START Data rows
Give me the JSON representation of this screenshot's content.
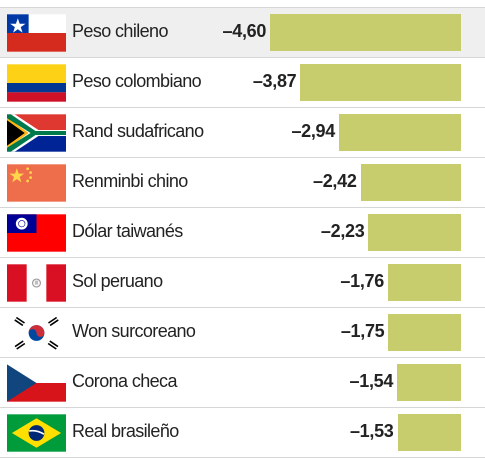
{
  "chart_data": {
    "type": "bar",
    "orientation": "horizontal",
    "categories": [
      "Peso chileno",
      "Peso colombiano",
      "Rand sudafricano",
      "Renminbi chino",
      "Dólar taiwanés",
      "Sol peruano",
      "Won surcoreano",
      "Corona checa",
      "Real brasileño"
    ],
    "values": [
      -4.6,
      -3.87,
      -2.94,
      -2.42,
      -2.23,
      -1.76,
      -1.75,
      -1.54,
      -1.53
    ],
    "value_labels": [
      "–4,60",
      "–3,87",
      "–2,94",
      "–2,42",
      "–2,23",
      "–1,76",
      "–1,75",
      "–1,54",
      "–1,53"
    ],
    "flags": [
      "chile-flag-icon",
      "colombia-flag-icon",
      "south-africa-flag-icon",
      "china-flag-icon",
      "taiwan-flag-icon",
      "peru-flag-icon",
      "south-korea-flag-icon",
      "czech-republic-flag-icon",
      "brazil-flag-icon"
    ],
    "highlighted_index": 0,
    "bar_color": "#c7cc6c",
    "title": "",
    "xlabel": "",
    "ylabel": "",
    "grid": false,
    "legend": "none"
  }
}
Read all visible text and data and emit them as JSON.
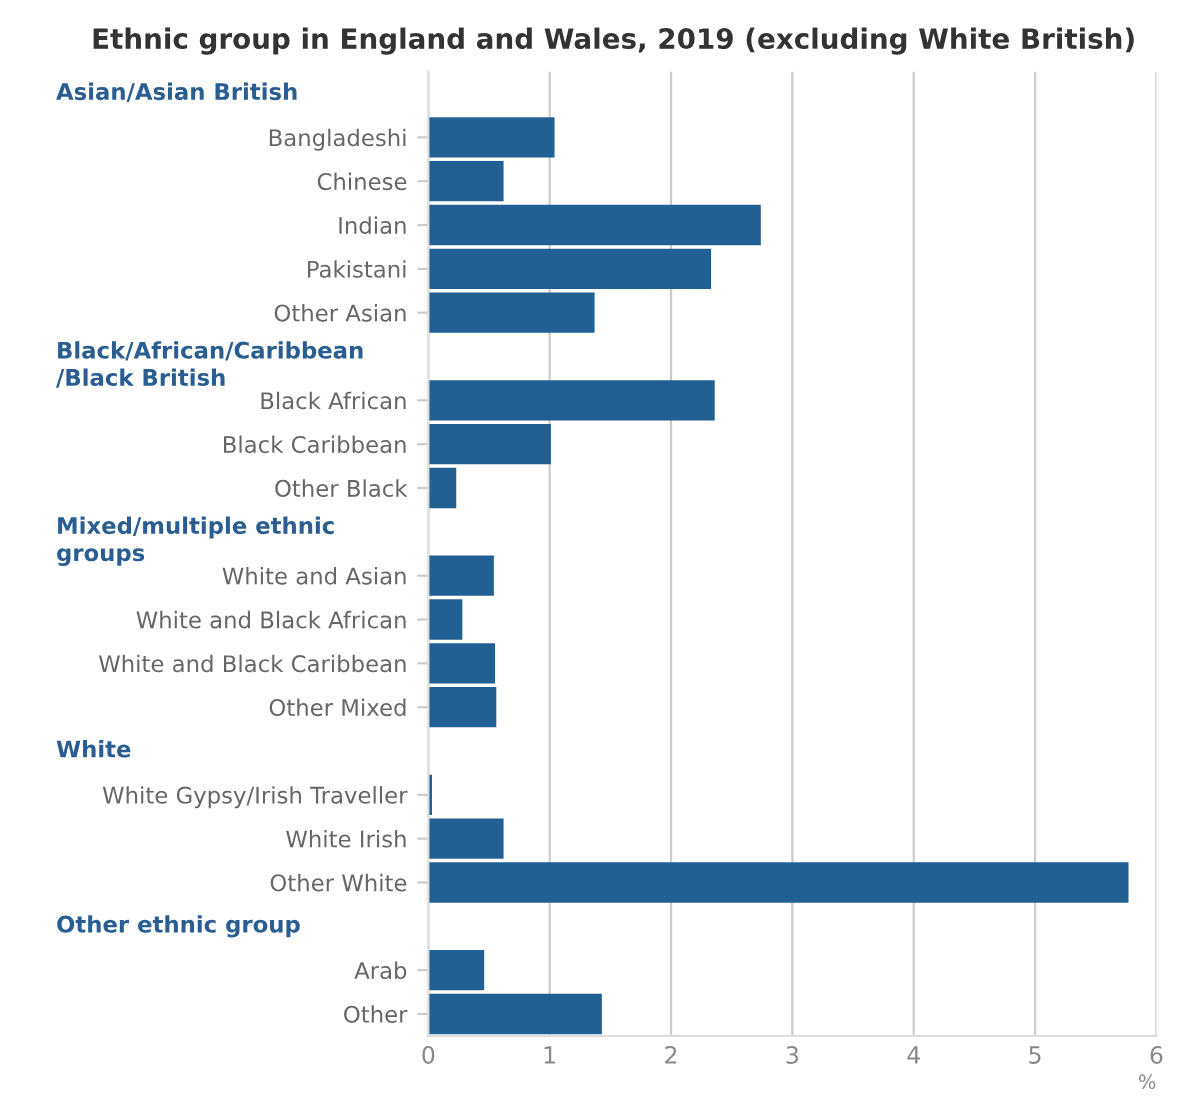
{
  "chart_data": {
    "type": "bar",
    "orientation": "horizontal",
    "title": "Ethnic group in England and Wales, 2019 (excluding White British)",
    "categories": [
      null,
      "Bangladeshi",
      "Chinese",
      "Indian",
      "Pakistani",
      "Other Asian",
      null,
      "Black African",
      "Black Caribbean",
      "Other Black",
      null,
      "White and Asian",
      "White and Black African",
      "White and Black Caribbean",
      "Other Mixed",
      null,
      "White Gypsy/Irish Traveller",
      "White Irish",
      "Other White",
      null,
      "Arab",
      "Other"
    ],
    "values": [
      null,
      1.04,
      0.62,
      2.74,
      2.33,
      1.37,
      null,
      2.36,
      1.01,
      0.23,
      null,
      0.54,
      0.28,
      0.55,
      0.56,
      null,
      0.03,
      0.62,
      5.77,
      null,
      0.46,
      1.43
    ],
    "color": "#225f92",
    "annotations": [
      "Asian/Asian British",
      "Black/African/Caribbean\n/Black British",
      "Mixed/multiple ethnic\ngroups",
      "White",
      "Other ethnic group"
    ],
    "xlabel": "%",
    "xlim": [
      0,
      6
    ],
    "xticks": [
      0,
      1,
      2,
      3,
      4,
      5,
      6
    ],
    "grid": "x"
  }
}
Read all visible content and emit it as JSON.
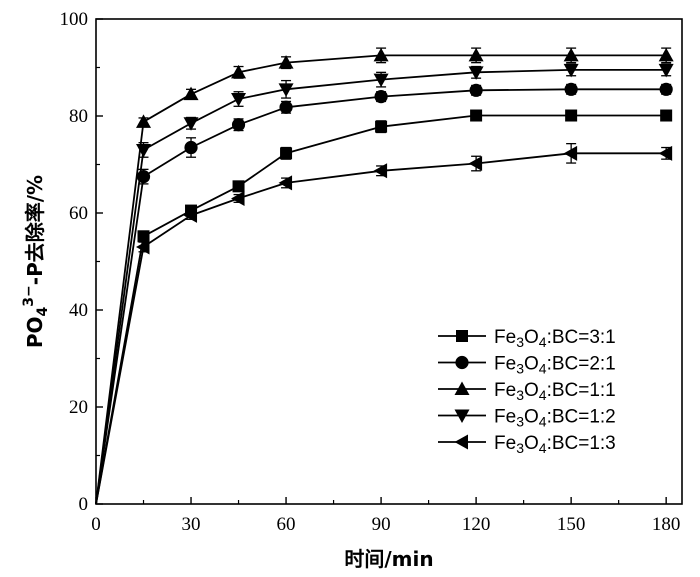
{
  "chart_data": {
    "type": "line",
    "xlabel": "时间/min",
    "ylabel_main": "PO",
    "ylabel_sub": "4",
    "ylabel_sup": "3−",
    "ylabel_rest": "-P去除率/%",
    "xlim": [
      0,
      185
    ],
    "ylim": [
      0,
      100
    ],
    "xticks": [
      0,
      30,
      60,
      90,
      120,
      150,
      180
    ],
    "yticks": [
      0,
      20,
      40,
      60,
      80,
      100
    ],
    "x": [
      0,
      15,
      30,
      45,
      60,
      90,
      120,
      150,
      180
    ],
    "legend_position": "bottom-right",
    "series": [
      {
        "name": "Fe3O4:BC=3:1",
        "label_parts": [
          "Fe",
          "3",
          "O",
          "4",
          ":BC=3:1"
        ],
        "marker": "square",
        "values": [
          0,
          55.2,
          60.5,
          65.5,
          72.3,
          77.8,
          80.1,
          80.1,
          80.1
        ],
        "errors": [
          0,
          1.0,
          0.8,
          0.8,
          1.2,
          1.2,
          1.0,
          1.0,
          1.0
        ]
      },
      {
        "name": "Fe3O4:BC=2:1",
        "label_parts": [
          "Fe",
          "3",
          "O",
          "4",
          ":BC=2:1"
        ],
        "marker": "circle",
        "values": [
          0,
          67.5,
          73.5,
          78.2,
          81.8,
          84.0,
          85.3,
          85.5,
          85.5
        ],
        "errors": [
          0,
          1.5,
          2.0,
          1.2,
          1.2,
          1.0,
          1.0,
          1.0,
          1.0
        ]
      },
      {
        "name": "Fe3O4:BC=1:1",
        "label_parts": [
          "Fe",
          "3",
          "O",
          "4",
          ":BC=1:1"
        ],
        "marker": "triangle-up",
        "values": [
          0,
          78.8,
          84.5,
          89.0,
          91.0,
          92.5,
          92.5,
          92.5,
          92.5
        ],
        "errors": [
          0,
          0.8,
          1.0,
          1.2,
          1.2,
          1.5,
          1.5,
          1.5,
          1.5
        ]
      },
      {
        "name": "Fe3O4:BC=1:2",
        "label_parts": [
          "Fe",
          "3",
          "O",
          "4",
          ":BC=1:2"
        ],
        "marker": "triangle-down",
        "values": [
          0,
          73.0,
          78.5,
          83.5,
          85.5,
          87.5,
          89.0,
          89.5,
          89.5
        ],
        "errors": [
          0,
          1.5,
          1.2,
          1.5,
          1.8,
          1.5,
          1.2,
          1.2,
          1.2
        ]
      },
      {
        "name": "Fe3O4:BC=1:3",
        "label_parts": [
          "Fe",
          "3",
          "O",
          "4",
          ":BC=1:3"
        ],
        "marker": "triangle-left",
        "values": [
          0,
          53.0,
          59.5,
          63.0,
          66.2,
          68.7,
          70.2,
          72.3,
          72.3
        ],
        "errors": [
          0,
          1.0,
          0.8,
          0.8,
          1.0,
          1.0,
          1.5,
          2.0,
          1.2
        ]
      }
    ]
  }
}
END Data rows
None of the pictures should appear; repeat the records exactly otherwise.

Give me the JSON representation of this screenshot's content.
{
  "chart_data": {
    "type": "bar",
    "orientation": "horizontal",
    "categories": [
      "Peso chileno",
      "Peso colombiano",
      "Rand sudafricano",
      "Renminbi chino",
      "Dólar taiwanés",
      "Sol peruano",
      "Won surcoreano",
      "Corona checa",
      "Real brasileño"
    ],
    "values": [
      -4.6,
      -3.87,
      -2.94,
      -2.42,
      -2.23,
      -1.76,
      -1.75,
      -1.54,
      -1.53
    ],
    "value_labels": [
      "–4,60",
      "–3,87",
      "–2,94",
      "–2,42",
      "–2,23",
      "–1,76",
      "–1,75",
      "–1,54",
      "–1,53"
    ],
    "flags": [
      "chile-flag-icon",
      "colombia-flag-icon",
      "south-africa-flag-icon",
      "china-flag-icon",
      "taiwan-flag-icon",
      "peru-flag-icon",
      "south-korea-flag-icon",
      "czech-republic-flag-icon",
      "brazil-flag-icon"
    ],
    "highlighted_index": 0,
    "bar_color": "#c7cc6c",
    "title": "",
    "xlabel": "",
    "ylabel": "",
    "grid": false,
    "legend": "none"
  }
}
Read all visible text and data and emit them as JSON.
{
  "chart_data": {
    "type": "bar",
    "orientation": "horizontal",
    "title": "Ethnic group in England and Wales, 2019 (excluding White British)",
    "categories": [
      null,
      "Bangladeshi",
      "Chinese",
      "Indian",
      "Pakistani",
      "Other Asian",
      null,
      "Black African",
      "Black Caribbean",
      "Other Black",
      null,
      "White and Asian",
      "White and Black African",
      "White and Black Caribbean",
      "Other Mixed",
      null,
      "White Gypsy/Irish Traveller",
      "White Irish",
      "Other White",
      null,
      "Arab",
      "Other"
    ],
    "values": [
      null,
      1.04,
      0.62,
      2.74,
      2.33,
      1.37,
      null,
      2.36,
      1.01,
      0.23,
      null,
      0.54,
      0.28,
      0.55,
      0.56,
      null,
      0.03,
      0.62,
      5.77,
      null,
      0.46,
      1.43
    ],
    "color": "#225f92",
    "annotations": [
      "Asian/Asian British",
      "Black/African/Caribbean\n/Black British",
      "Mixed/multiple ethnic\ngroups",
      "White",
      "Other ethnic group"
    ],
    "xlabel": "%",
    "xlim": [
      0,
      6
    ],
    "xticks": [
      0,
      1,
      2,
      3,
      4,
      5,
      6
    ],
    "grid": "x"
  }
}
Read all visible content and emit it as JSON.
{
  "chart_data": {
    "type": "line",
    "xlabel": "时间/min",
    "ylabel_main": "PO",
    "ylabel_sub": "4",
    "ylabel_sup": "3−",
    "ylabel_rest": "-P去除率/%",
    "xlim": [
      0,
      185
    ],
    "ylim": [
      0,
      100
    ],
    "xticks": [
      0,
      30,
      60,
      90,
      120,
      150,
      180
    ],
    "yticks": [
      0,
      20,
      40,
      60,
      80,
      100
    ],
    "x": [
      0,
      15,
      30,
      45,
      60,
      90,
      120,
      150,
      180
    ],
    "legend_position": "bottom-right",
    "series": [
      {
        "name": "Fe3O4:BC=3:1",
        "label_parts": [
          "Fe",
          "3",
          "O",
          "4",
          ":BC=3:1"
        ],
        "marker": "square",
        "values": [
          0,
          55.2,
          60.5,
          65.5,
          72.3,
          77.8,
          80.1,
          80.1,
          80.1
        ],
        "errors": [
          0,
          1.0,
          0.8,
          0.8,
          1.2,
          1.2,
          1.0,
          1.0,
          1.0
        ]
      },
      {
        "name": "Fe3O4:BC=2:1",
        "label_parts": [
          "Fe",
          "3",
          "O",
          "4",
          ":BC=2:1"
        ],
        "marker": "circle",
        "values": [
          0,
          67.5,
          73.5,
          78.2,
          81.8,
          84.0,
          85.3,
          85.5,
          85.5
        ],
        "errors": [
          0,
          1.5,
          2.0,
          1.2,
          1.2,
          1.0,
          1.0,
          1.0,
          1.0
        ]
      },
      {
        "name": "Fe3O4:BC=1:1",
        "label_parts": [
          "Fe",
          "3",
          "O",
          "4",
          ":BC=1:1"
        ],
        "marker": "triangle-up",
        "values": [
          0,
          78.8,
          84.5,
          89.0,
          91.0,
          92.5,
          92.5,
          92.5,
          92.5
        ],
        "errors": [
          0,
          0.8,
          1.0,
          1.2,
          1.2,
          1.5,
          1.5,
          1.5,
          1.5
        ]
      },
      {
        "name": "Fe3O4:BC=1:2",
        "label_parts": [
          "Fe",
          "3",
          "O",
          "4",
          ":BC=1:2"
        ],
        "marker": "triangle-down",
        "values": [
          0,
          73.0,
          78.5,
          83.5,
          85.5,
          87.5,
          89.0,
          89.5,
          89.5
        ],
        "errors": [
          0,
          1.5,
          1.2,
          1.5,
          1.8,
          1.5,
          1.2,
          1.2,
          1.2
        ]
      },
      {
        "name": "Fe3O4:BC=1:3",
        "label_parts": [
          "Fe",
          "3",
          "O",
          "4",
          ":BC=1:3"
        ],
        "marker": "triangle-left",
        "values": [
          0,
          53.0,
          59.5,
          63.0,
          66.2,
          68.7,
          70.2,
          72.3,
          72.3
        ],
        "errors": [
          0,
          1.0,
          0.8,
          0.8,
          1.0,
          1.0,
          1.5,
          2.0,
          1.2
        ]
      }
    ]
  }
}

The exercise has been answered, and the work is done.